| ENTRIES |
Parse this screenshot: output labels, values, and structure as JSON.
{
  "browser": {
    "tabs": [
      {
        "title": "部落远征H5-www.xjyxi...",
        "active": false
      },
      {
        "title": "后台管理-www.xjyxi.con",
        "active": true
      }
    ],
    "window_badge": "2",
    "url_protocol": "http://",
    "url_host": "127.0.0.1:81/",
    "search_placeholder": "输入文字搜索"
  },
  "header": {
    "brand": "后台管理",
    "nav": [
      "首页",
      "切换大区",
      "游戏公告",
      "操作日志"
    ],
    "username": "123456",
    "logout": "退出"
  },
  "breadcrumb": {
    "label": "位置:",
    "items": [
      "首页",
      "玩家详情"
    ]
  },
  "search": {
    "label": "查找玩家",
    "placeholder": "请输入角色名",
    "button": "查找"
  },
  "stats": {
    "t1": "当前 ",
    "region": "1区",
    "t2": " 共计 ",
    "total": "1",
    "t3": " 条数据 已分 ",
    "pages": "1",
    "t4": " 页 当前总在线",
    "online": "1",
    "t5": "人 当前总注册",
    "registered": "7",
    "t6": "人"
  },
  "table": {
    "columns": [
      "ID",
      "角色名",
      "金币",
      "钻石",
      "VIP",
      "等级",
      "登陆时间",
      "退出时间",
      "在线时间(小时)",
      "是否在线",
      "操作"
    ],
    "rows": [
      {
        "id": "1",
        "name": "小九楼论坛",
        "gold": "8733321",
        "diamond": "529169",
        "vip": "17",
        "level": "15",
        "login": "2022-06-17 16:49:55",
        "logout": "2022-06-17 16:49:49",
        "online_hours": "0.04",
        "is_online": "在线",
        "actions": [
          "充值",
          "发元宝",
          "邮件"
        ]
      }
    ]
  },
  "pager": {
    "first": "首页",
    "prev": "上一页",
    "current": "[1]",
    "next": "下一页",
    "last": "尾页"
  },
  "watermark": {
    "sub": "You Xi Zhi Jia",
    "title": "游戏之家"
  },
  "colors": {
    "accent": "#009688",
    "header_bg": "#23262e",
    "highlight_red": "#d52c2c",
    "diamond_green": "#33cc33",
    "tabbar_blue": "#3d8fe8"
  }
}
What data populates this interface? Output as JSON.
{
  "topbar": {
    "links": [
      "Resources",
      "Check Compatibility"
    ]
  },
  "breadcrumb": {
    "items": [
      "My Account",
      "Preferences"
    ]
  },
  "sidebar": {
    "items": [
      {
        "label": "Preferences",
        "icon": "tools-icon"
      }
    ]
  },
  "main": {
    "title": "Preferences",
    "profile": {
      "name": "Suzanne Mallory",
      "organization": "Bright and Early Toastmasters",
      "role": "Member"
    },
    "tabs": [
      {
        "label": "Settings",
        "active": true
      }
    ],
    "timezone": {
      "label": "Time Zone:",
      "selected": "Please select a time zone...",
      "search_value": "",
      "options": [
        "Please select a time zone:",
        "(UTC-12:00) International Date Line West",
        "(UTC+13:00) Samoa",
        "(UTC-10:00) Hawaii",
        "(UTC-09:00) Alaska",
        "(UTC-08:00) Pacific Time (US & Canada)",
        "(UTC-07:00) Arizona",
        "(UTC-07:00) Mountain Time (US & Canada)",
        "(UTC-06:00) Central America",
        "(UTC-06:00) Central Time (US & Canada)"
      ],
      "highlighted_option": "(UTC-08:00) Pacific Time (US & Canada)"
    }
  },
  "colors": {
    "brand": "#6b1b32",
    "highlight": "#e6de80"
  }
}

| DIRECTIONS |
Quote the material exactly, leaving nothing out.

| EXERCISE SOLUTION |
Parse this screenshot: output labels, values, and structure as JSON.
{
  "browser": {
    "tabs": [
      {
        "title": "部落远征H5-www.xjyxi...",
        "active": false
      },
      {
        "title": "后台管理-www.xjyxi.con",
        "active": true
      }
    ],
    "window_badge": "2",
    "url_protocol": "http://",
    "url_host": "127.0.0.1:81/",
    "search_placeholder": "输入文字搜索"
  },
  "header": {
    "brand": "后台管理",
    "nav": [
      "首页",
      "切换大区",
      "游戏公告",
      "操作日志"
    ],
    "username": "123456",
    "logout": "退出"
  },
  "breadcrumb": {
    "label": "位置:",
    "items": [
      "首页",
      "玩家详情"
    ]
  },
  "search": {
    "label": "查找玩家",
    "placeholder": "请输入角色名",
    "button": "查找"
  },
  "stats": {
    "t1": "当前 ",
    "region": "1区",
    "t2": " 共计 ",
    "total": "1",
    "t3": " 条数据 已分 ",
    "pages": "1",
    "t4": " 页 当前总在线",
    "online": "1",
    "t5": "人 当前总注册",
    "registered": "7",
    "t6": "人"
  },
  "table": {
    "columns": [
      "ID",
      "角色名",
      "金币",
      "钻石",
      "VIP",
      "等级",
      "登陆时间",
      "退出时间",
      "在线时间(小时)",
      "是否在线",
      "操作"
    ],
    "rows": [
      {
        "id": "1",
        "name": "小九楼论坛",
        "gold": "8733321",
        "diamond": "529169",
        "vip": "17",
        "level": "15",
        "login": "2022-06-17 16:49:55",
        "logout": "2022-06-17 16:49:49",
        "online_hours": "0.04",
        "is_online": "在线",
        "actions": [
          "充值",
          "发元宝",
          "邮件"
        ]
      }
    ]
  },
  "pager": {
    "first": "首页",
    "prev": "上一页",
    "current": "[1]",
    "next": "下一页",
    "last": "尾页"
  },
  "watermark": {
    "sub": "You Xi Zhi Jia",
    "title": "游戏之家"
  },
  "colors": {
    "accent": "#009688",
    "header_bg": "#23262e",
    "highlight_red": "#d52c2c",
    "diamond_green": "#33cc33",
    "tabbar_blue": "#3d8fe8"
  }
}
What data populates this interface? Output as JSON.
{
  "topbar": {
    "links": [
      "Resources",
      "Check Compatibility"
    ]
  },
  "breadcrumb": {
    "items": [
      "My Account",
      "Preferences"
    ]
  },
  "sidebar": {
    "items": [
      {
        "label": "Preferences",
        "icon": "tools-icon"
      }
    ]
  },
  "main": {
    "title": "Preferences",
    "profile": {
      "name": "Suzanne Mallory",
      "organization": "Bright and Early Toastmasters",
      "role": "Member"
    },
    "tabs": [
      {
        "label": "Settings",
        "active": true
      }
    ],
    "timezone": {
      "label": "Time Zone:",
      "selected": "Please select a time zone...",
      "search_value": "",
      "options": [
        "Please select a time zone:",
        "(UTC-12:00) International Date Line West",
        "(UTC+13:00) Samoa",
        "(UTC-10:00) Hawaii",
        "(UTC-09:00) Alaska",
        "(UTC-08:00) Pacific Time (US & Canada)",
        "(UTC-07:00) Arizona",
        "(UTC-07:00) Mountain Time (US & Canada)",
        "(UTC-06:00) Central America",
        "(UTC-06:00) Central Time (US & Canada)"
      ],
      "highlighted_option": "(UTC-08:00) Pacific Time (US & Canada)"
    }
  },
  "colors": {
    "brand": "#6b1b32",
    "highlight": "#e6de80"
  }
}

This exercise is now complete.